[Consigne 1]: D'après le texte sur les ailerons de requin, quelle part de la demande pour la pêche au squale représentent la Chine, Hong Kong et Taiwan ?
[Consigne 2]: Recopiez sans rien changer le passage du texte sur les ailerons de requin qui va de « Avec Hong Kong » à « vingt dernières années. ».

[Extrait présenté]:
* * * * * * *

Bien que l'on ignore comment les Chinois vont mettre en place l'interdiction, les associations environnementales, travaillant avec les Etats-Unis et la Chine se réjouissent de la nouvelle. Cette décision représente un changement majeur dans la manière de considérer le prédateur numéro un des océans. "Nous pouvons enfin voir que la Chine, premier consommateur mondial d'ailerons de requins, prend des mesures pour protéger les requins de leur important et insoutenable commerce", se félicite Crawford Allan, diecteur de TRAFFIC Amérique du Nord, un bureau régional du WWF.

Avec Hong Kong et Taiwan, la Chine est le principal contributeur du déclin rapide de la population mondiale de requins. Ces pays représentent 95% de la demande pour la pêche au squale, selon des chiffres dévoilés par le Global Times.

 

 

Durs, nerveux et filandreux La consommation de soupe aux ailerons de requin remonte à la Dynastie Sung, entre 960 et 1279, quand les élites au pouvoir ont commencé à manger des nouilles à base d’arêtes situées dans les nageoires des squales. Considéré comme un met de choix, le plat se popularise durant la Dynasite Ming, au XVe siècle, et devient un incontournable sur les tables des banquets. Alors que sa consommation était pointée du doigt à l'avènement du Parti Communiste en 1949, la soupe d'ailerons de requins a connu un nouvel essor durant les vingt dernières années.

* * * * * * *

[Données fournies]:
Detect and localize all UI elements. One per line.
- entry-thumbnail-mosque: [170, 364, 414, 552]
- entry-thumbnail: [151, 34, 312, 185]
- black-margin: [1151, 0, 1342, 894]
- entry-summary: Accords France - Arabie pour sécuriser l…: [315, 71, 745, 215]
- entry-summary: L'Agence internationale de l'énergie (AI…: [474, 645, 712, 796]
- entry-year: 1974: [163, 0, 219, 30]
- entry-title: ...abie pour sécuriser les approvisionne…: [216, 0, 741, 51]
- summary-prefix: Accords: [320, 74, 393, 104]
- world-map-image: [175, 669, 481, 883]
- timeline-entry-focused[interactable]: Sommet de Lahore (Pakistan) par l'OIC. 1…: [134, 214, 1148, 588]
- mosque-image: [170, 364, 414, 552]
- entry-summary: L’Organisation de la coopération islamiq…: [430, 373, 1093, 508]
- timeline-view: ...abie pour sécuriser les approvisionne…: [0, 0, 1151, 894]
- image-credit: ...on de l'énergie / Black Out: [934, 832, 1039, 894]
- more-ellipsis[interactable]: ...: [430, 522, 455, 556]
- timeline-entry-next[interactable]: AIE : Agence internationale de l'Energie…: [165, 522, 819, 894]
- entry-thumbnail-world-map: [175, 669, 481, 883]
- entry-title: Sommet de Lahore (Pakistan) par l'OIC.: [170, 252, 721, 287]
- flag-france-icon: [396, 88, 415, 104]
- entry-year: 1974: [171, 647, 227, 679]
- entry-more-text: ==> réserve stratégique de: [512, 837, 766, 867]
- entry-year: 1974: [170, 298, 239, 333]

* * * * * * *

[Zone de réponse 1]: 95 % de la demande.

[Zone de réponse 2]:
Avec Hong Kong et Taiwan, la Chine est le principal contributeur du déclin rapide de la population mondiale de requins. Ces pays représentent 95% de la demande pour la pêche au squale, selon des chiffres dévoilés par le Global Times.

 

 

Durs, nerveux et filandreux La consommation de soupe aux ailerons de requin remonte à la Dynastie Sung, entre 960 et 1279, quand les élites au pouvoir ont commencé à manger des nouilles à base d’arêtes situées dans les nageoires des squales. Considéré comme un met de choix, le plat se popularise durant la Dynasite Ming, au XVe siècle, et devient un incontournable sur les tables des banquets. Alors que sa consommation était pointée du doigt à l'avènement du Parti Communiste en 1949, la soupe d'ailerons de requins a connu un nouvel essor durant les vingt dernières années.